• _Brano del documento_
-*-*-

La Lituania ha compiuto progressi per quanto riguarda il rafforzamento del suo quadro di prevenzione della corruzione, adottando una serie di atti legislativi in materia di gruppi di interesse e di protezione degli informatori sia per i lavoratori del settore pubblico che per quelli del settore privato. Tuttavia, l'attuazione di tale legislazione continua a rimanere problematica. La corruzione nel settore sanitario continua a suscitare preoccupazioni, nonostante risultati di tutto rispetto ottenuti dal programma «mani pulite» varato dal governo.

(16)

Nell'ambito del semestre europeo 2018, la Commissione ha effettuato un'analisi completa della politica economica della Lituania, che ha pubblicato nella relazione per paese 2018. Ha altresì valutato il programma di stabilità 2018, il programma nazionale di riforma 2018 e il seguito dato alle raccomandazioni rivolte alla Lituania negli anni precedenti. La Commissione ha tenuto conto non soltanto della loro pertinenza ai fini della sostenibilità della politica di bilancio e della politica socioeconomica della Lituania, ma anche della loro conformità alle norme e agli orientamenti dell'Unione, alla luce della necessità di rafforzare la governance economica dell'Unione nel suo insieme offrendo un contributo a livello dell'Unione alle future decisioni nazionali.

-*-*-

• _Dati estratti_
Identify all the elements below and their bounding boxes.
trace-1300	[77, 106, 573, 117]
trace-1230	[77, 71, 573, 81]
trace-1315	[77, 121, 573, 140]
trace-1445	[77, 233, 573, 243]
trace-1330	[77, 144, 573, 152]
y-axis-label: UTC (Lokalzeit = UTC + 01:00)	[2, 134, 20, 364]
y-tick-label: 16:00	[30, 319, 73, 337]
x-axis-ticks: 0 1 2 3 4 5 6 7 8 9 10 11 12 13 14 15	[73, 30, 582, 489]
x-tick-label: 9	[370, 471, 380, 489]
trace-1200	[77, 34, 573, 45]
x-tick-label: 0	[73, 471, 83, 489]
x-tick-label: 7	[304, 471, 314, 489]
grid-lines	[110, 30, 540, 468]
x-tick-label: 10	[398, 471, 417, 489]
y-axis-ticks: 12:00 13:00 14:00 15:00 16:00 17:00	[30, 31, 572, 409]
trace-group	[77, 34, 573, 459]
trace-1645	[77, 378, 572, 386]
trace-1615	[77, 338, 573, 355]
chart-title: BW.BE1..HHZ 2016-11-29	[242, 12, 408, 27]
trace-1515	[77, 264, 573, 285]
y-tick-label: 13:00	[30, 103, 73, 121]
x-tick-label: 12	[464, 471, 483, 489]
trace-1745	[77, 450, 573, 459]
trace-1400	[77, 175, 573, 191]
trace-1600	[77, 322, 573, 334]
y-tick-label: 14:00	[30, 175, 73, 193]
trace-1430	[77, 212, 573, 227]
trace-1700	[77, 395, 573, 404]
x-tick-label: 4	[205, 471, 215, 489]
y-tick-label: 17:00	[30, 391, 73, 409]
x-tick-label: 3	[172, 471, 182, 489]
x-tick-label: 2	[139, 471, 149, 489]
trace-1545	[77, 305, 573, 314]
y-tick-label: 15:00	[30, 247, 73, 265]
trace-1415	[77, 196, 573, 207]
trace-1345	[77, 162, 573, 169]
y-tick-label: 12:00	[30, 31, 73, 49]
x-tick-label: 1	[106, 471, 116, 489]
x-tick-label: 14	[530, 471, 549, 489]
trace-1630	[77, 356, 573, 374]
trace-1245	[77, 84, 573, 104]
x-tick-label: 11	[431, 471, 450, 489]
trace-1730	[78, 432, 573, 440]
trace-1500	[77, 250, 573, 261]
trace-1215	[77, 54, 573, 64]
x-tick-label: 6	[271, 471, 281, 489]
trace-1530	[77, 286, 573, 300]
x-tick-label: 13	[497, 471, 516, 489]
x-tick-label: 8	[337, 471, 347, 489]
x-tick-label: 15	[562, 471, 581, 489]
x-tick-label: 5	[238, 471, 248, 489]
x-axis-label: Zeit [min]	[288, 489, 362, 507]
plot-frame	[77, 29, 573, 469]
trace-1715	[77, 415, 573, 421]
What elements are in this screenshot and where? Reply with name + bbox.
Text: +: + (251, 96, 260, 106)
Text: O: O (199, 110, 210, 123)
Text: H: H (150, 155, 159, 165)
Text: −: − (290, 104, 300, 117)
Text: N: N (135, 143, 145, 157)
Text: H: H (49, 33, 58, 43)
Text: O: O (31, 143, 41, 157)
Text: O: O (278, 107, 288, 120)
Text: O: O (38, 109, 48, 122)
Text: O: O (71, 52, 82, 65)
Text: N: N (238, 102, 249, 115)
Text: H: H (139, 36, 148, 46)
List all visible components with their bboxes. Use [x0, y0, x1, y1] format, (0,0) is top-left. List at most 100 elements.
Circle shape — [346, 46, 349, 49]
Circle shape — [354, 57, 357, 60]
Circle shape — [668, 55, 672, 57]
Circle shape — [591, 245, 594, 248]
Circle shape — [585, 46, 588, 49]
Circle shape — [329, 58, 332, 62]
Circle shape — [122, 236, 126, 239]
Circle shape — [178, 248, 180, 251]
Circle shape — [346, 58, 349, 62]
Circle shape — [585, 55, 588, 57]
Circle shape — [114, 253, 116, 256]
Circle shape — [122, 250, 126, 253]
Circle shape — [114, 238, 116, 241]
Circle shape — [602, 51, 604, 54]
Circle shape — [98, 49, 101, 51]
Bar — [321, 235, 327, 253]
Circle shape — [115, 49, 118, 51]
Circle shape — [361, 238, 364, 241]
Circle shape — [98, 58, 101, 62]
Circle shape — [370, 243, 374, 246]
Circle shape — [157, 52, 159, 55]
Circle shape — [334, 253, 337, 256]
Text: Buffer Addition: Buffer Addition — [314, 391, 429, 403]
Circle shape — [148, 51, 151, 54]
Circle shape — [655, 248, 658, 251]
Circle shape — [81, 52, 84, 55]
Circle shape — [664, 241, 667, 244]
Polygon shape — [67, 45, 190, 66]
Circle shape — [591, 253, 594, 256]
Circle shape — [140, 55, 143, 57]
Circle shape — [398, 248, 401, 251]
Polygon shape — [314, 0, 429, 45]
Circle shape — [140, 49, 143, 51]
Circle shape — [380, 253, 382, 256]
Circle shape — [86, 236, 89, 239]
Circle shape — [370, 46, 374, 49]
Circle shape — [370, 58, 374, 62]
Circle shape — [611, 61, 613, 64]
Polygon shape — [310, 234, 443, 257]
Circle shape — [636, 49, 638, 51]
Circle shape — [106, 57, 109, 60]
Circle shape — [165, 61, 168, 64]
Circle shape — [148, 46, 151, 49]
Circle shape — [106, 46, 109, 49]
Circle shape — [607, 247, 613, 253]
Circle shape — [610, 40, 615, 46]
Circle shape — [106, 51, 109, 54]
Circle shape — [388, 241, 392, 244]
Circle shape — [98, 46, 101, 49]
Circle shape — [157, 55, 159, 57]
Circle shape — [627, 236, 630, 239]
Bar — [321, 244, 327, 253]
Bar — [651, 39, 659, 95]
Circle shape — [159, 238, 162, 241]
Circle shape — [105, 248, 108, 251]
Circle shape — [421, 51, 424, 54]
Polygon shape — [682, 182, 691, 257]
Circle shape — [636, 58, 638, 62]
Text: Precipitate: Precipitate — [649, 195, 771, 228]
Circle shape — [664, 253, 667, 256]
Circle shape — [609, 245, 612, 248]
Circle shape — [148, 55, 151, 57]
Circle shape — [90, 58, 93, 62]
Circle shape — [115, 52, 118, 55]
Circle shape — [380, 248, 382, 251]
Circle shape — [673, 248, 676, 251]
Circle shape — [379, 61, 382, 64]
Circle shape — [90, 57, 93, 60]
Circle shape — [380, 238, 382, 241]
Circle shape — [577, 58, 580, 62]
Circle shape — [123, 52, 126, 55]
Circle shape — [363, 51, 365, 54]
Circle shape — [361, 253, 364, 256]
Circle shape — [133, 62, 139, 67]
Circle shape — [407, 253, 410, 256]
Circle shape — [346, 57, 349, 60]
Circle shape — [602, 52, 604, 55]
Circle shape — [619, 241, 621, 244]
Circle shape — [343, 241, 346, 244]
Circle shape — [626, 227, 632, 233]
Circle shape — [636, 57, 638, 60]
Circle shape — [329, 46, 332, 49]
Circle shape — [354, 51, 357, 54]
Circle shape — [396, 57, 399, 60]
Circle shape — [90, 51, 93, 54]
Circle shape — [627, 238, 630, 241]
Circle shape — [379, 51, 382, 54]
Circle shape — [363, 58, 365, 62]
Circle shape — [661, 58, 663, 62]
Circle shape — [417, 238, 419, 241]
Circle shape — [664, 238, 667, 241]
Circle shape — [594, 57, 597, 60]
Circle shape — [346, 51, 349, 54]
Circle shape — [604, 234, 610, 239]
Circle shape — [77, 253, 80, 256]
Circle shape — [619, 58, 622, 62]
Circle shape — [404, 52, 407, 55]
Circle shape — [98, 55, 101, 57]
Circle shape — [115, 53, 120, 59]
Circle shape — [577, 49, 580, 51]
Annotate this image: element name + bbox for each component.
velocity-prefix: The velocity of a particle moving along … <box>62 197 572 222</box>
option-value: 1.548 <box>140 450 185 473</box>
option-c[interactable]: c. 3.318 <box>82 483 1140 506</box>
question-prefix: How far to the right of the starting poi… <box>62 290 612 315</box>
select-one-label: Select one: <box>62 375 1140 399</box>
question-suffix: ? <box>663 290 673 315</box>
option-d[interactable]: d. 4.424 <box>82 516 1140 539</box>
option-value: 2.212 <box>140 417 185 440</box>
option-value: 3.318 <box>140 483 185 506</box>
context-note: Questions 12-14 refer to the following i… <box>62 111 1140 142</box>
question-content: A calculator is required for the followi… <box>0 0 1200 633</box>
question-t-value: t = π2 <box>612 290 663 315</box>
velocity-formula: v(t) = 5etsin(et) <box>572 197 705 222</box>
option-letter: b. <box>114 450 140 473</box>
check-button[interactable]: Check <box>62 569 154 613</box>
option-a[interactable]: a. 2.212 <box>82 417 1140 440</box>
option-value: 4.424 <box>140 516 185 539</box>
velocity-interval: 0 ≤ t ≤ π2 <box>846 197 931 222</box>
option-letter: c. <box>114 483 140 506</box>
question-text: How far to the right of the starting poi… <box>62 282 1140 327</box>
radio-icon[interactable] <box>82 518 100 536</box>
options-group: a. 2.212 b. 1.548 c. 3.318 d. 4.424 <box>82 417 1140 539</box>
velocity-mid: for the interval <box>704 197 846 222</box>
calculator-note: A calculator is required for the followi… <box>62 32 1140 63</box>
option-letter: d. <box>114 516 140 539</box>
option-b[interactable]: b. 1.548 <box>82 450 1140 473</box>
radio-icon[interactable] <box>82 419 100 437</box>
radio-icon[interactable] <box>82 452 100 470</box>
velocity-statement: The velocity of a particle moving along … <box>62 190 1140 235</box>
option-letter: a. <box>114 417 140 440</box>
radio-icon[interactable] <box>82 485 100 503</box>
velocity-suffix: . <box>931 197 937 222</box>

-*-*-

• _Scopo del compito_
Rispondi in base al brano sulla Lituania, numerando le risposte come le domande.
1. In quali due materie la Lituania ha adottato atti legislativi per rafforzare la prevenzione della corruzione?
2. In quale settore la corruzione continua a suscitare preoccupazioni?
3. In quale documento la Commissione ha pubblicato la sua analisi della politica economica della Lituania?

• _Risultato del compito_
1. Gruppi di interesse e protezione degli informatori.
2. Nel settore sanitario.
3. Nella relazione per paese 2018.